* TASK BRIEF *
The entries below are to be transcribed in full, without their images.
── SOURCE RECORDS ──
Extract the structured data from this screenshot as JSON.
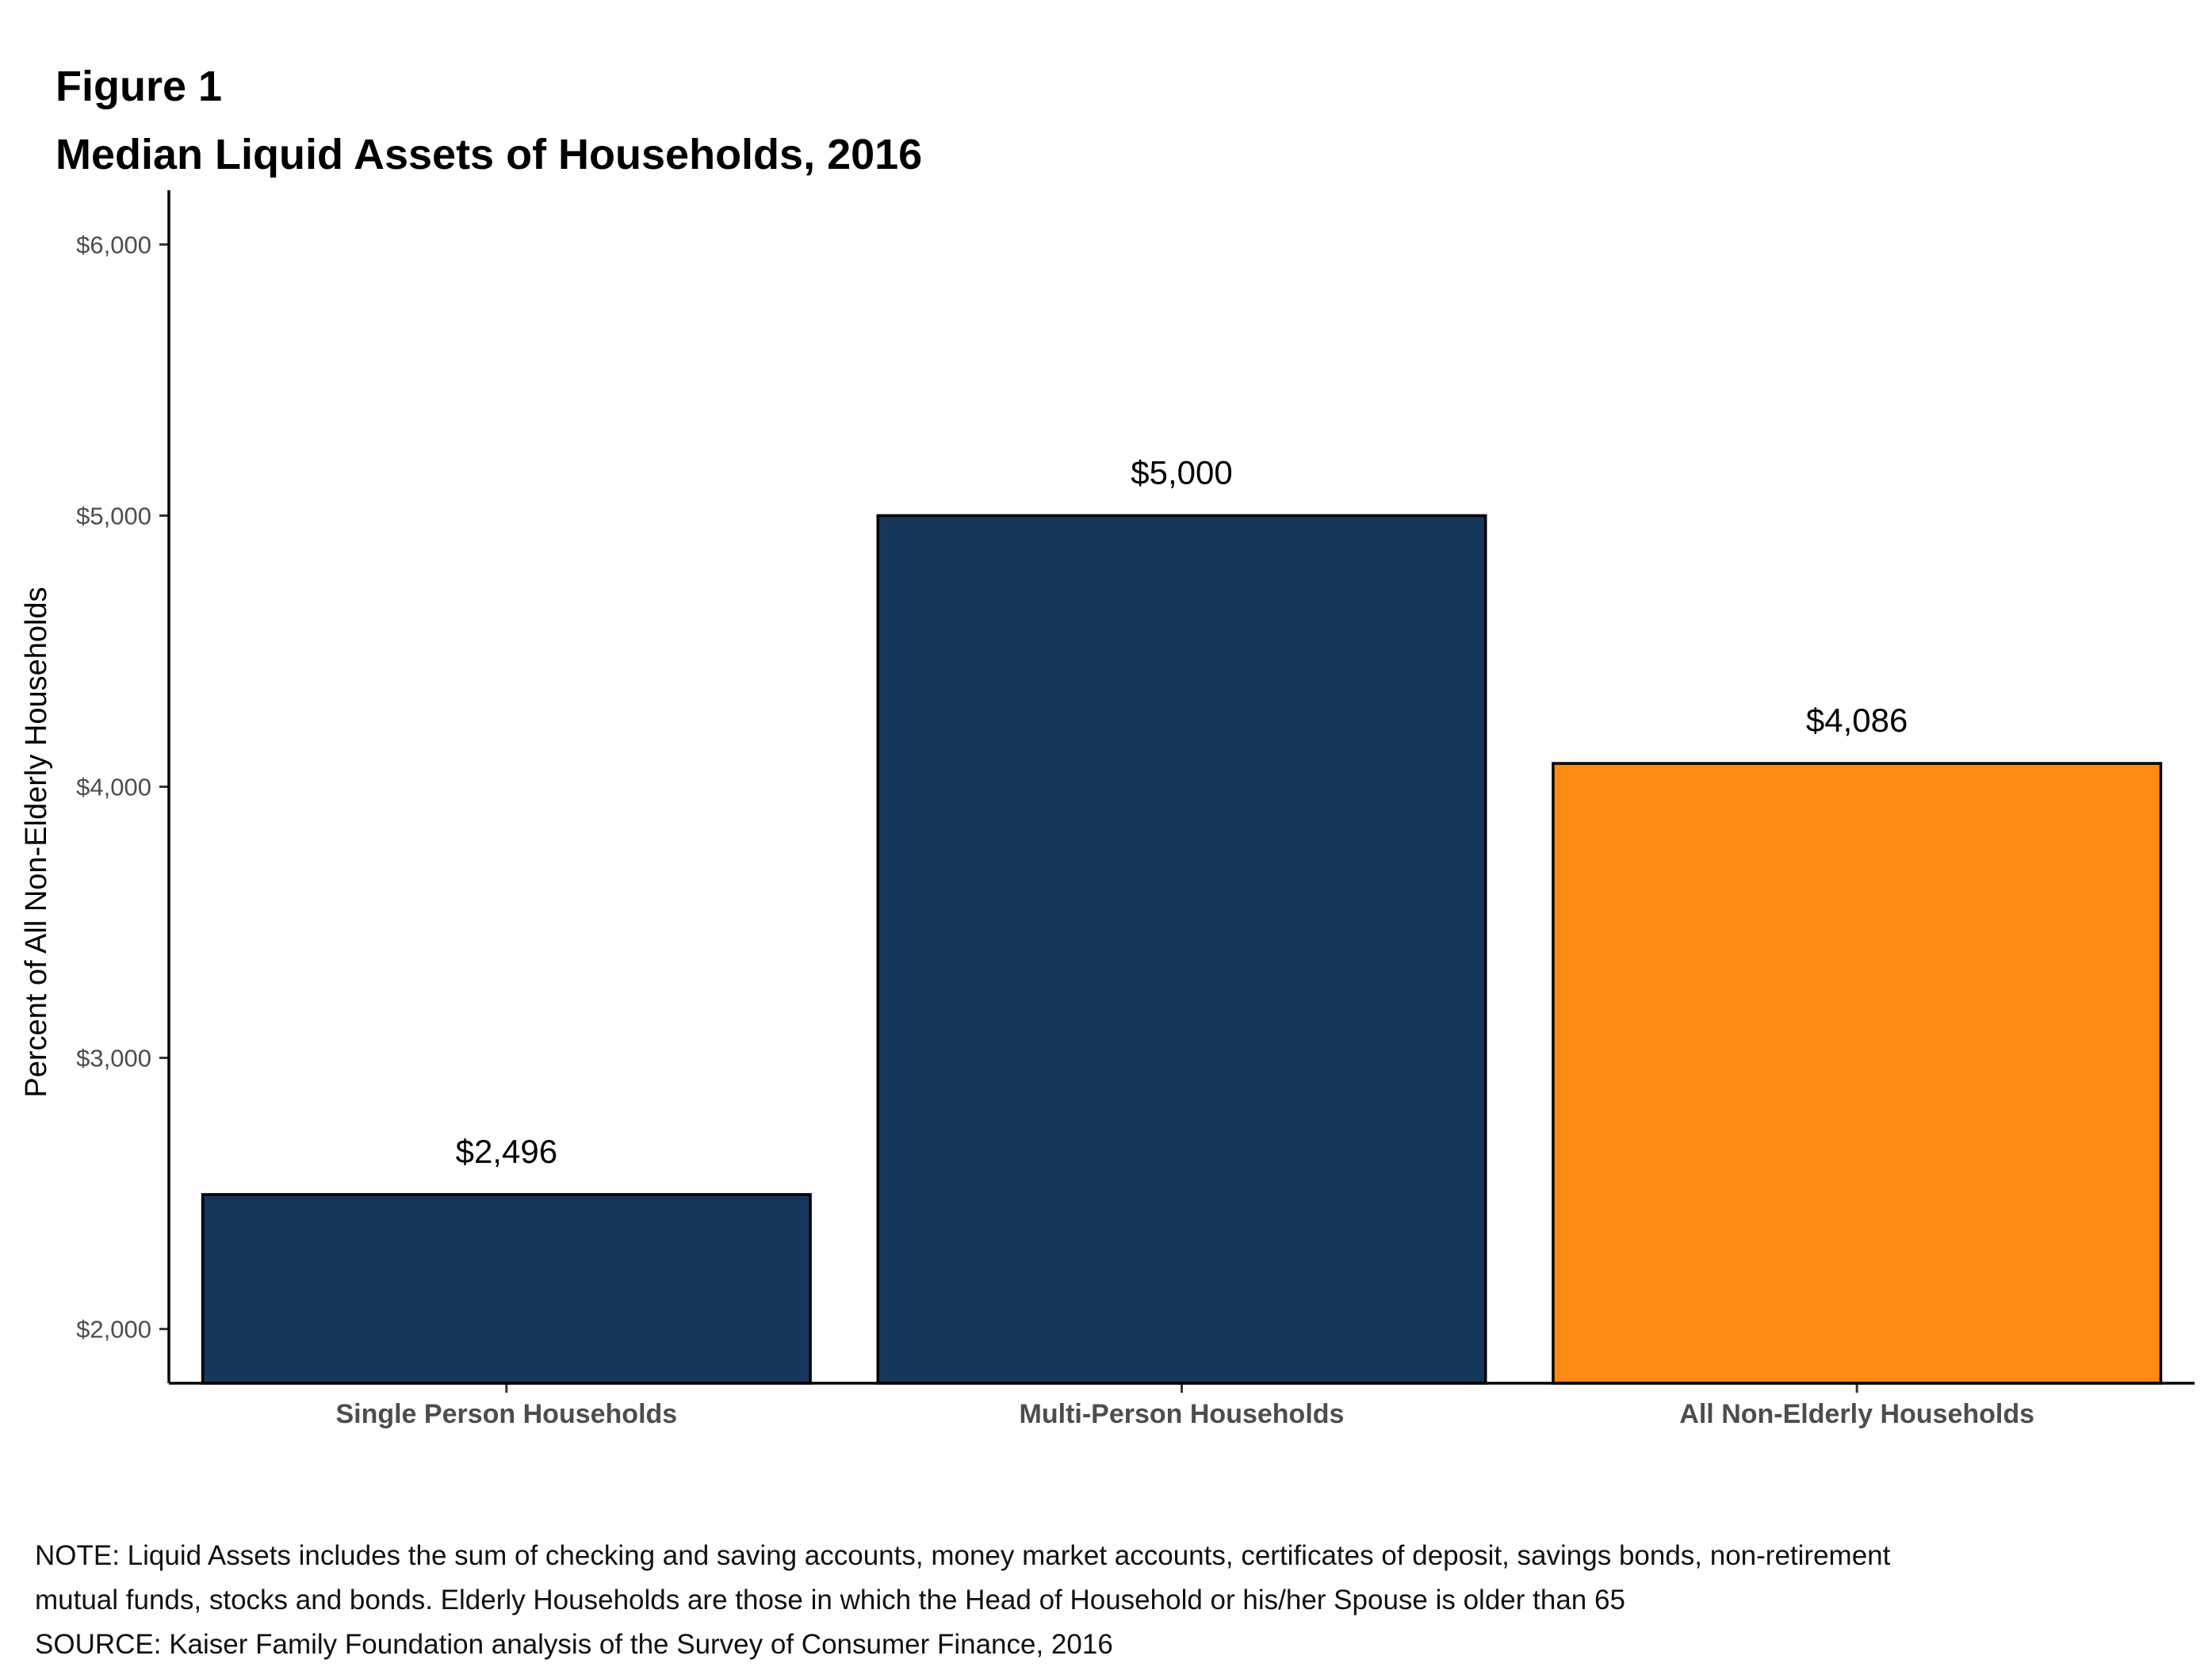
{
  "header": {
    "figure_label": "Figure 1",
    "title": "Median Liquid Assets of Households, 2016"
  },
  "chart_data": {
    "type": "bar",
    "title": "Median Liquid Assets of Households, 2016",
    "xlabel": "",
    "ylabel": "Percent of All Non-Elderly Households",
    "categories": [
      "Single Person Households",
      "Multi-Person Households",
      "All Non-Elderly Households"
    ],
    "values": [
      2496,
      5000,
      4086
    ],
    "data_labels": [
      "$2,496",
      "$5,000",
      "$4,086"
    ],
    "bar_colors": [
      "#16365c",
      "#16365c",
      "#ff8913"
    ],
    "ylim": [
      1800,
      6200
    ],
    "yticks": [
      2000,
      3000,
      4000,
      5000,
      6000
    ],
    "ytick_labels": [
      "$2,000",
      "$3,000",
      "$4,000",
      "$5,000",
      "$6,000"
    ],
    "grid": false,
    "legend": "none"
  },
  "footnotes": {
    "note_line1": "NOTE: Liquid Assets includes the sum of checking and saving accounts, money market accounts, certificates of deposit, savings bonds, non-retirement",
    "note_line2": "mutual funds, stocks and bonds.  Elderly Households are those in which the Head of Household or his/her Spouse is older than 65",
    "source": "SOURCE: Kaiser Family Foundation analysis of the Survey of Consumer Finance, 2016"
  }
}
───
* FINAL ANSWER *
Extract the structured data from this screenshot as JSON.
{
  "header": {
    "figure_label": "Figure 1",
    "title": "Median Liquid Assets of Households, 2016"
  },
  "chart_data": {
    "type": "bar",
    "title": "Median Liquid Assets of Households, 2016",
    "xlabel": "",
    "ylabel": "Percent of All Non-Elderly Households",
    "categories": [
      "Single Person Households",
      "Multi-Person Households",
      "All Non-Elderly Households"
    ],
    "values": [
      2496,
      5000,
      4086
    ],
    "data_labels": [
      "$2,496",
      "$5,000",
      "$4,086"
    ],
    "bar_colors": [
      "#16365c",
      "#16365c",
      "#ff8913"
    ],
    "ylim": [
      1800,
      6200
    ],
    "yticks": [
      2000,
      3000,
      4000,
      5000,
      6000
    ],
    "ytick_labels": [
      "$2,000",
      "$3,000",
      "$4,000",
      "$5,000",
      "$6,000"
    ],
    "grid": false,
    "legend": "none"
  },
  "footnotes": {
    "note_line1": "NOTE: Liquid Assets includes the sum of checking and saving accounts, money market accounts, certificates of deposit, savings bonds, non-retirement",
    "note_line2": "mutual funds, stocks and bonds.  Elderly Households are those in which the Head of Household or his/her Spouse is older than 65",
    "source": "SOURCE: Kaiser Family Foundation analysis of the Survey of Consumer Finance, 2016"
  }
}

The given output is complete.